• [Saved entries]
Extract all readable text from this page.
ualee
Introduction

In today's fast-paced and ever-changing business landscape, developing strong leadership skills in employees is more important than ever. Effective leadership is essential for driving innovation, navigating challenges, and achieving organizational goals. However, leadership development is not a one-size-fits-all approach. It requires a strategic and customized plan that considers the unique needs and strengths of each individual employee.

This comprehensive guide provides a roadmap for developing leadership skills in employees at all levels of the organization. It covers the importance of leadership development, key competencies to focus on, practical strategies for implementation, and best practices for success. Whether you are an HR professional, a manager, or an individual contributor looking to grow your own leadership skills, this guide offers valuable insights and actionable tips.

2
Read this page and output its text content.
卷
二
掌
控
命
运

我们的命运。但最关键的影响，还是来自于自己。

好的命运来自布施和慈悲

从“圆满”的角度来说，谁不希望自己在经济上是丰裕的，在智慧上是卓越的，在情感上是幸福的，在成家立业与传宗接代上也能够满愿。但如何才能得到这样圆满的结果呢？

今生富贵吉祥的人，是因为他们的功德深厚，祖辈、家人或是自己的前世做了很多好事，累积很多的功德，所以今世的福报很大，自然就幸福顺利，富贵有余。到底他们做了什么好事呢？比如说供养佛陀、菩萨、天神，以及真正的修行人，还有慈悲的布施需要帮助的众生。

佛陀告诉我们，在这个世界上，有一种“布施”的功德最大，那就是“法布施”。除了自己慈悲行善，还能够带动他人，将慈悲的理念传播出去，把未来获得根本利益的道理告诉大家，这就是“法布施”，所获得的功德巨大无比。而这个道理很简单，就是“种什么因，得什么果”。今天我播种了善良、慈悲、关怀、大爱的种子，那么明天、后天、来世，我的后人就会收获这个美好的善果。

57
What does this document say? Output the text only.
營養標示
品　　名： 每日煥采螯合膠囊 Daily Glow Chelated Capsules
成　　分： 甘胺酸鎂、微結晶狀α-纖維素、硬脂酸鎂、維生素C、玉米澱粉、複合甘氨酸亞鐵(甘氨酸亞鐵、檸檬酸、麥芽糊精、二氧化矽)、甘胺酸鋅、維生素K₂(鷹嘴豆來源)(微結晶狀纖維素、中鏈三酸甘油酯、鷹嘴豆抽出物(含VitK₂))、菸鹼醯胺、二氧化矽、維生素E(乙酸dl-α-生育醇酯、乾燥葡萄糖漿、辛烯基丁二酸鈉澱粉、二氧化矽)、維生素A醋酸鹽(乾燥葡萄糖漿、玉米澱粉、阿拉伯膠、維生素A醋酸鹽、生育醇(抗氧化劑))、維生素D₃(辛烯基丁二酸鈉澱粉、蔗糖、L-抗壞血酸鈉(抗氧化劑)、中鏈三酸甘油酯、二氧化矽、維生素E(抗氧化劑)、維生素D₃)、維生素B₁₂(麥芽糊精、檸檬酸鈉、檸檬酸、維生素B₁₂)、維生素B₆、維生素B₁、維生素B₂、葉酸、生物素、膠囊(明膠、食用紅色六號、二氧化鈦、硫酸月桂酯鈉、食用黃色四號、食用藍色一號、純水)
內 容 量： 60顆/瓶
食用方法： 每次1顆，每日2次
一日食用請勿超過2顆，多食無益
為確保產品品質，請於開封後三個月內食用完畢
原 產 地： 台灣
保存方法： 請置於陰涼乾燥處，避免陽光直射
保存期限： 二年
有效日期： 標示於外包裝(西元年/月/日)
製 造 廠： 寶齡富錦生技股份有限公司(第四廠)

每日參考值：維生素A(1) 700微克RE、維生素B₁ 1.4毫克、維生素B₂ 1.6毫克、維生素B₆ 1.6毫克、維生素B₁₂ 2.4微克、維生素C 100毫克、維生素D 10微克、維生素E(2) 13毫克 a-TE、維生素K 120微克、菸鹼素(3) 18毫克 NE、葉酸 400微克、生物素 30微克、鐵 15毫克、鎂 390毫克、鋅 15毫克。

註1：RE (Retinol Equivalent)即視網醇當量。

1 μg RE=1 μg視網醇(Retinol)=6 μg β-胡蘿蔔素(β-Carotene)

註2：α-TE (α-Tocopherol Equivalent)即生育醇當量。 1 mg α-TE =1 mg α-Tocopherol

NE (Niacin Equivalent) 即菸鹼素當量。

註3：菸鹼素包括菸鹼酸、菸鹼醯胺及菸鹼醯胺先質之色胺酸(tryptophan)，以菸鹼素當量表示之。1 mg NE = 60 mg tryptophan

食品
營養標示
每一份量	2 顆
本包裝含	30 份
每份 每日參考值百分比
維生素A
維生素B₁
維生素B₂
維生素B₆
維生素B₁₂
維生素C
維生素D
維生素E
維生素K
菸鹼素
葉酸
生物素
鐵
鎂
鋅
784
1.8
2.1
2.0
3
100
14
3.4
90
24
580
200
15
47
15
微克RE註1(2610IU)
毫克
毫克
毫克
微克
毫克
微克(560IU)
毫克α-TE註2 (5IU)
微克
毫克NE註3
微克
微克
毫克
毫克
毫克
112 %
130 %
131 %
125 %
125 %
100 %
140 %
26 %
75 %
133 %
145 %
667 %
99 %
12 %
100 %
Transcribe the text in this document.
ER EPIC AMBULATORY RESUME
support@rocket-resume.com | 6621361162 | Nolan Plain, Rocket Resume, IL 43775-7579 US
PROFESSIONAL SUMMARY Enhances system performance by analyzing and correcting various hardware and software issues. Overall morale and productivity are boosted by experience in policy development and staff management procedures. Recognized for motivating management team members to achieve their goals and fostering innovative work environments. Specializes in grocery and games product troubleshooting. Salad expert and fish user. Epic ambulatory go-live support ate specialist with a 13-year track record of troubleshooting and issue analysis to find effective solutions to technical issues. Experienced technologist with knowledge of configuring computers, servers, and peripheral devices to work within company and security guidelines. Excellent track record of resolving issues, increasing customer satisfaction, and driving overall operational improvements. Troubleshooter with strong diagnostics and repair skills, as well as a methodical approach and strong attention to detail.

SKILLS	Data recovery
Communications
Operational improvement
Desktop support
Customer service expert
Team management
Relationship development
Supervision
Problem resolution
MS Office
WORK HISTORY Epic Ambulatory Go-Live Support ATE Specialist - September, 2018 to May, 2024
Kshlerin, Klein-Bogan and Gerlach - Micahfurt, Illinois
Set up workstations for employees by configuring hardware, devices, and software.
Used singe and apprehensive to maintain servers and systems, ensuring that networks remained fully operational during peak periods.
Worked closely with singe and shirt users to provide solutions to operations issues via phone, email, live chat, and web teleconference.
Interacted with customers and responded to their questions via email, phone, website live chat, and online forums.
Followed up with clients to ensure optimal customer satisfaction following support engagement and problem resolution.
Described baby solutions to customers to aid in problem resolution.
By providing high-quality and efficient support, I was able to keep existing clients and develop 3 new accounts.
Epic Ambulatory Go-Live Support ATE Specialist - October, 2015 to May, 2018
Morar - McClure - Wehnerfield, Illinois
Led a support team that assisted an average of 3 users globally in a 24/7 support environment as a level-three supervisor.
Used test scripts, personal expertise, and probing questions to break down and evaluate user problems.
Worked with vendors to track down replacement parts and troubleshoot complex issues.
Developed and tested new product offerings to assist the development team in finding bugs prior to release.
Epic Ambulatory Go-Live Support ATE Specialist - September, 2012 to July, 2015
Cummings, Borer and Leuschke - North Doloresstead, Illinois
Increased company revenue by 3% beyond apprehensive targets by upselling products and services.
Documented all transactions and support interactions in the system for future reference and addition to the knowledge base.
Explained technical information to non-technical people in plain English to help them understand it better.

• [INSTRUCTION] Each line of the listing should be copied exactly.

• [OUTPUT OF THE TASK]
Extract all readable text from this page.
ualee
Introduction

In today's fast-paced and ever-changing business landscape, developing strong leadership skills in employees is more important than ever. Effective leadership is essential for driving innovation, navigating challenges, and achieving organizational goals. However, leadership development is not a one-size-fits-all approach. It requires a strategic and customized plan that considers the unique needs and strengths of each individual employee.

This comprehensive guide provides a roadmap for developing leadership skills in employees at all levels of the organization. It covers the importance of leadership development, key competencies to focus on, practical strategies for implementation, and best practices for success. Whether you are an HR professional, a manager, or an individual contributor looking to grow your own leadership skills, this guide offers valuable insights and actionable tips.

2
Read this page and output its text content.
卷
二
掌
控
命
运

我们的命运。但最关键的影响，还是来自于自己。

好的命运来自布施和慈悲

从“圆满”的角度来说，谁不希望自己在经济上是丰裕的，在智慧上是卓越的，在情感上是幸福的，在成家立业与传宗接代上也能够满愿。但如何才能得到这样圆满的结果呢？

今生富贵吉祥的人，是因为他们的功德深厚，祖辈、家人或是自己的前世做了很多好事，累积很多的功德，所以今世的福报很大，自然就幸福顺利，富贵有余。到底他们做了什么好事呢？比如说供养佛陀、菩萨、天神，以及真正的修行人，还有慈悲的布施需要帮助的众生。

佛陀告诉我们，在这个世界上，有一种“布施”的功德最大，那就是“法布施”。除了自己慈悲行善，还能够带动他人，将慈悲的理念传播出去，把未来获得根本利益的道理告诉大家，这就是“法布施”，所获得的功德巨大无比。而这个道理很简单，就是“种什么因，得什么果”。今天我播种了善良、慈悲、关怀、大爱的种子，那么明天、后天、来世，我的后人就会收获这个美好的善果。

57
What does this document say? Output the text only.
營養標示
品　　名： 每日煥采螯合膠囊 Daily Glow Chelated Capsules
成　　分： 甘胺酸鎂、微結晶狀α-纖維素、硬脂酸鎂、維生素C、玉米澱粉、複合甘氨酸亞鐵(甘氨酸亞鐵、檸檬酸、麥芽糊精、二氧化矽)、甘胺酸鋅、維生素K₂(鷹嘴豆來源)(微結晶狀纖維素、中鏈三酸甘油酯、鷹嘴豆抽出物(含VitK₂))、菸鹼醯胺、二氧化矽、維生素E(乙酸dl-α-生育醇酯、乾燥葡萄糖漿、辛烯基丁二酸鈉澱粉、二氧化矽)、維生素A醋酸鹽(乾燥葡萄糖漿、玉米澱粉、阿拉伯膠、維生素A醋酸鹽、生育醇(抗氧化劑))、維生素D₃(辛烯基丁二酸鈉澱粉、蔗糖、L-抗壞血酸鈉(抗氧化劑)、中鏈三酸甘油酯、二氧化矽、維生素E(抗氧化劑)、維生素D₃)、維生素B₁₂(麥芽糊精、檸檬酸鈉、檸檬酸、維生素B₁₂)、維生素B₆、維生素B₁、維生素B₂、葉酸、生物素、膠囊(明膠、食用紅色六號、二氧化鈦、硫酸月桂酯鈉、食用黃色四號、食用藍色一號、純水)
內 容 量： 60顆/瓶
食用方法： 每次1顆，每日2次
一日食用請勿超過2顆，多食無益
為確保產品品質，請於開封後三個月內食用完畢
原 產 地： 台灣
保存方法： 請置於陰涼乾燥處，避免陽光直射
保存期限： 二年
有效日期： 標示於外包裝(西元年/月/日)
製 造 廠： 寶齡富錦生技股份有限公司(第四廠)

每日參考值：維生素A(1) 700微克RE、維生素B₁ 1.4毫克、維生素B₂ 1.6毫克、維生素B₆ 1.6毫克、維生素B₁₂ 2.4微克、維生素C 100毫克、維生素D 10微克、維生素E(2) 13毫克 a-TE、維生素K 120微克、菸鹼素(3) 18毫克 NE、葉酸 400微克、生物素 30微克、鐵 15毫克、鎂 390毫克、鋅 15毫克。

註1：RE (Retinol Equivalent)即視網醇當量。

1 μg RE=1 μg視網醇(Retinol)=6 μg β-胡蘿蔔素(β-Carotene)

註2：α-TE (α-Tocopherol Equivalent)即生育醇當量。 1 mg α-TE =1 mg α-Tocopherol

NE (Niacin Equivalent) 即菸鹼素當量。

註3：菸鹼素包括菸鹼酸、菸鹼醯胺及菸鹼醯胺先質之色胺酸(tryptophan)，以菸鹼素當量表示之。1 mg NE = 60 mg tryptophan

食品
營養標示
每一份量	2 顆
本包裝含	30 份
每份 每日參考值百分比
維生素A
維生素B₁
維生素B₂
維生素B₆
維生素B₁₂
維生素C
維生素D
維生素E
維生素K
菸鹼素
葉酸
生物素
鐵
鎂
鋅
784
1.8
2.1
2.0
3
100
14
3.4
90
24
580
200
15
47
15
微克RE註1(2610IU)
毫克
毫克
毫克
微克
毫克
微克(560IU)
毫克α-TE註2 (5IU)
微克
毫克NE註3
微克
微克
毫克
毫克
毫克
112 %
130 %
131 %
125 %
125 %
100 %
140 %
26 %
75 %
133 %
145 %
667 %
99 %
12 %
100 %
Transcribe the text in this document.
ER EPIC AMBULATORY RESUME
support@rocket-resume.com | 6621361162 | Nolan Plain, Rocket Resume, IL 43775-7579 US
PROFESSIONAL SUMMARY Enhances system performance by analyzing and correcting various hardware and software issues. Overall morale and productivity are boosted by experience in policy development and staff management procedures. Recognized for motivating management team members to achieve their goals and fostering innovative work environments. Specializes in grocery and games product troubleshooting. Salad expert and fish user. Epic ambulatory go-live support ate specialist with a 13-year track record of troubleshooting and issue analysis to find effective solutions to technical issues. Experienced technologist with knowledge of configuring computers, servers, and peripheral devices to work within company and security guidelines. Excellent track record of resolving issues, increasing customer satisfaction, and driving overall operational improvements. Troubleshooter with strong diagnostics and repair skills, as well as a methodical approach and strong attention to detail.

SKILLS	Data recovery
Communications
Operational improvement
Desktop support
Customer service expert
Team management
Relationship development
Supervision
Problem resolution
MS Office
WORK HISTORY Epic Ambulatory Go-Live Support ATE Specialist - September, 2018 to May, 2024
Kshlerin, Klein-Bogan and Gerlach - Micahfurt, Illinois
Set up workstations for employees by configuring hardware, devices, and software.
Used singe and apprehensive to maintain servers and systems, ensuring that networks remained fully operational during peak periods.
Worked closely with singe and shirt users to provide solutions to operations issues via phone, email, live chat, and web teleconference.
Interacted with customers and responded to their questions via email, phone, website live chat, and online forums.
Followed up with clients to ensure optimal customer satisfaction following support engagement and problem resolution.
Described baby solutions to customers to aid in problem resolution.
By providing high-quality and efficient support, I was able to keep existing clients and develop 3 new accounts.
Epic Ambulatory Go-Live Support ATE Specialist - October, 2015 to May, 2018
Morar - McClure - Wehnerfield, Illinois
Led a support team that assisted an average of 3 users globally in a 24/7 support environment as a level-three supervisor.
Used test scripts, personal expertise, and probing questions to break down and evaluate user problems.
Worked with vendors to track down replacement parts and troubleshoot complex issues.
Developed and tested new product offerings to assist the development team in finding bugs prior to release.
Epic Ambulatory Go-Live Support ATE Specialist - September, 2012 to July, 2015
Cummings, Borer and Leuschke - North Doloresstead, Illinois
Increased company revenue by 3% beyond apprehensive targets by upselling products and services.
Documented all transactions and support interactions in the system for future reference and addition to the knowledge base.
Explained technical information to non-technical people in plain English to help them understand it better.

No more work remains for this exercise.